Reproduce the full listing below unchanged, apart from the pictures.

(DATASET EXCERPTS)
-------------------------
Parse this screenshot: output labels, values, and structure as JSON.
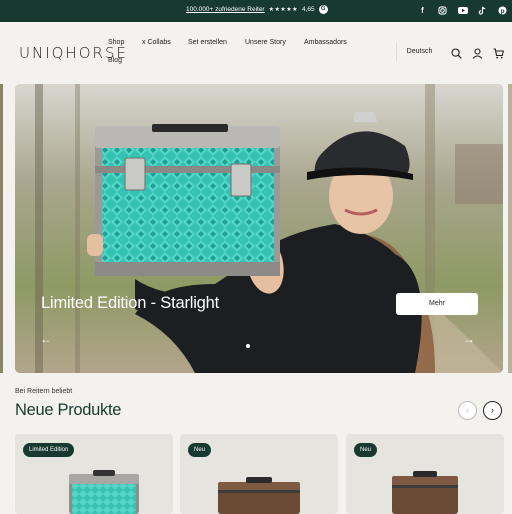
{
  "topbar": {
    "promo_link": "100.000+ zufriedene Reiter",
    "stars": "★★★★★",
    "rating": "4,65",
    "google_icon": "G",
    "socials": [
      "facebook-icon",
      "instagram-icon",
      "youtube-icon",
      "tiktok-icon",
      "pinterest-icon"
    ]
  },
  "header": {
    "logo": "UNIQHORSE",
    "nav": [
      "Shop",
      "x Collabs",
      "Set erstellen",
      "Unsere Story",
      "Ambassadors",
      "Blog"
    ],
    "language": "Deutsch",
    "icons": [
      "search-icon",
      "account-icon",
      "cart-icon"
    ]
  },
  "hero": {
    "title": "Limited Edition - Starlight",
    "button": "Mehr",
    "prev": "←",
    "next": "→"
  },
  "section": {
    "kicker": "Bei Reitern beliebt",
    "title": "Neue Produkte",
    "prev": "‹",
    "next": "›"
  },
  "products": [
    {
      "badge": "Limited Edition"
    },
    {
      "badge": "Neu"
    },
    {
      "badge": "Neu"
    }
  ],
  "colors": {
    "brand_green": "#17392f",
    "turquoise": "#2bb9ab",
    "brown_case": "#6b4a34"
  }
}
-------------------------
(WRITTEN RESPONSE)
Parse this screenshot: output labels, values, and structure as JSON.
{
  "topbar": {
    "promo_link": "100.000+ zufriedene Reiter",
    "stars": "★★★★★",
    "rating": "4,65",
    "google_icon": "G",
    "socials": [
      "facebook-icon",
      "instagram-icon",
      "youtube-icon",
      "tiktok-icon",
      "pinterest-icon"
    ]
  },
  "header": {
    "logo": "UNIQHORSE",
    "nav": [
      "Shop",
      "x Collabs",
      "Set erstellen",
      "Unsere Story",
      "Ambassadors",
      "Blog"
    ],
    "language": "Deutsch",
    "icons": [
      "search-icon",
      "account-icon",
      "cart-icon"
    ]
  },
  "hero": {
    "title": "Limited Edition - Starlight",
    "button": "Mehr",
    "prev": "←",
    "next": "→"
  },
  "section": {
    "kicker": "Bei Reitern beliebt",
    "title": "Neue Produkte",
    "prev": "‹",
    "next": "›"
  },
  "products": [
    {
      "badge": "Limited Edition"
    },
    {
      "badge": "Neu"
    },
    {
      "badge": "Neu"
    }
  ],
  "colors": {
    "brand_green": "#17392f",
    "turquoise": "#2bb9ab",
    "brown_case": "#6b4a34"
  }
}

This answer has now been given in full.